### MATERIAL ###
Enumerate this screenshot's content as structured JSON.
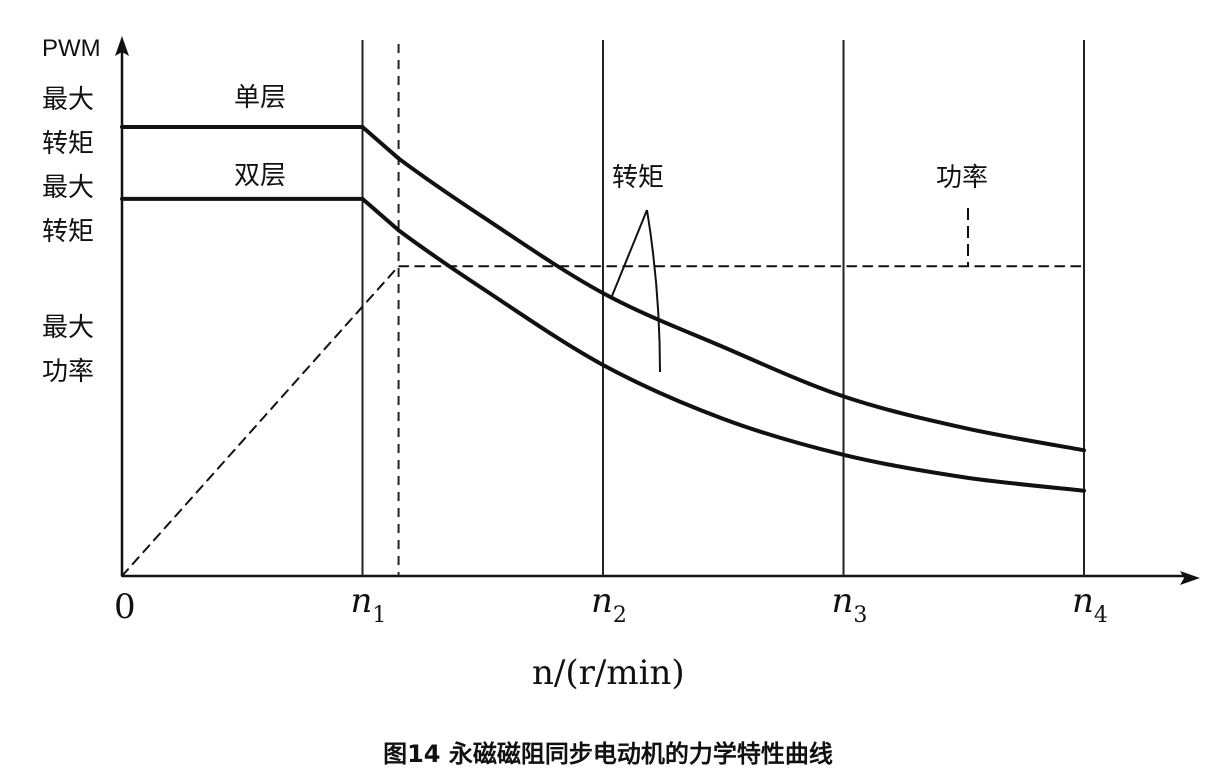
{
  "chart_data": {
    "type": "line",
    "caption": "图14 永磁磁阻同步电动机的力学特性曲线",
    "xlabel": "n/(r/min)",
    "origin_label": "0",
    "x_ticks": [
      {
        "main": "n",
        "sub": "1"
      },
      {
        "main": "n",
        "sub": "2"
      },
      {
        "main": "n",
        "sub": "3"
      },
      {
        "main": "n",
        "sub": "4"
      }
    ],
    "y_labels": [
      "PWM",
      "最大",
      "转矩",
      "最大",
      "转矩",
      "最大",
      "功率"
    ],
    "series": [
      {
        "name": "单层",
        "style": "solid",
        "color": "#111111",
        "points": [
          [
            0,
            1.0
          ],
          [
            1.0,
            1.0
          ],
          [
            1.15,
            0.93
          ],
          [
            1.5,
            0.8
          ],
          [
            2.0,
            0.63
          ],
          [
            2.5,
            0.51
          ],
          [
            3.0,
            0.4
          ],
          [
            3.5,
            0.33
          ],
          [
            4.0,
            0.28
          ]
        ]
      },
      {
        "name": "双层",
        "style": "solid",
        "color": "#111111",
        "points": [
          [
            0,
            0.84
          ],
          [
            1.0,
            0.84
          ],
          [
            1.15,
            0.77
          ],
          [
            1.5,
            0.64
          ],
          [
            2.0,
            0.47
          ],
          [
            2.5,
            0.35
          ],
          [
            3.0,
            0.27
          ],
          [
            3.5,
            0.22
          ],
          [
            4.0,
            0.19
          ]
        ]
      },
      {
        "name": "功率",
        "style": "dashed",
        "color": "#111111",
        "points": [
          [
            0,
            0.0
          ],
          [
            1.15,
            0.69
          ],
          [
            4.0,
            0.69
          ]
        ]
      }
    ],
    "annotations": [
      "单层",
      "双层",
      "转矩",
      "功率"
    ],
    "xlim": [
      0,
      4.3
    ],
    "ylim": [
      0,
      1.2
    ],
    "grid": "vertical lines at n1, n2, n3, n4"
  }
}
###
WORK TO COMPLETE >>
Give all the lines above again, character for character, without pictures.

ANSWER TO THIS PROBLEM >>
Enumerate this screenshot's content as structured JSON.
{
  "chart_data": {
    "type": "line",
    "caption": "图14 永磁磁阻同步电动机的力学特性曲线",
    "xlabel": "n/(r/min)",
    "origin_label": "0",
    "x_ticks": [
      {
        "main": "n",
        "sub": "1"
      },
      {
        "main": "n",
        "sub": "2"
      },
      {
        "main": "n",
        "sub": "3"
      },
      {
        "main": "n",
        "sub": "4"
      }
    ],
    "y_labels": [
      "PWM",
      "最大",
      "转矩",
      "最大",
      "转矩",
      "最大",
      "功率"
    ],
    "series": [
      {
        "name": "单层",
        "style": "solid",
        "color": "#111111",
        "points": [
          [
            0,
            1.0
          ],
          [
            1.0,
            1.0
          ],
          [
            1.15,
            0.93
          ],
          [
            1.5,
            0.8
          ],
          [
            2.0,
            0.63
          ],
          [
            2.5,
            0.51
          ],
          [
            3.0,
            0.4
          ],
          [
            3.5,
            0.33
          ],
          [
            4.0,
            0.28
          ]
        ]
      },
      {
        "name": "双层",
        "style": "solid",
        "color": "#111111",
        "points": [
          [
            0,
            0.84
          ],
          [
            1.0,
            0.84
          ],
          [
            1.15,
            0.77
          ],
          [
            1.5,
            0.64
          ],
          [
            2.0,
            0.47
          ],
          [
            2.5,
            0.35
          ],
          [
            3.0,
            0.27
          ],
          [
            3.5,
            0.22
          ],
          [
            4.0,
            0.19
          ]
        ]
      },
      {
        "name": "功率",
        "style": "dashed",
        "color": "#111111",
        "points": [
          [
            0,
            0.0
          ],
          [
            1.15,
            0.69
          ],
          [
            4.0,
            0.69
          ]
        ]
      }
    ],
    "annotations": [
      "单层",
      "双层",
      "转矩",
      "功率"
    ],
    "xlim": [
      0,
      4.3
    ],
    "ylim": [
      0,
      1.2
    ],
    "grid": "vertical lines at n1, n2, n3, n4"
  }
}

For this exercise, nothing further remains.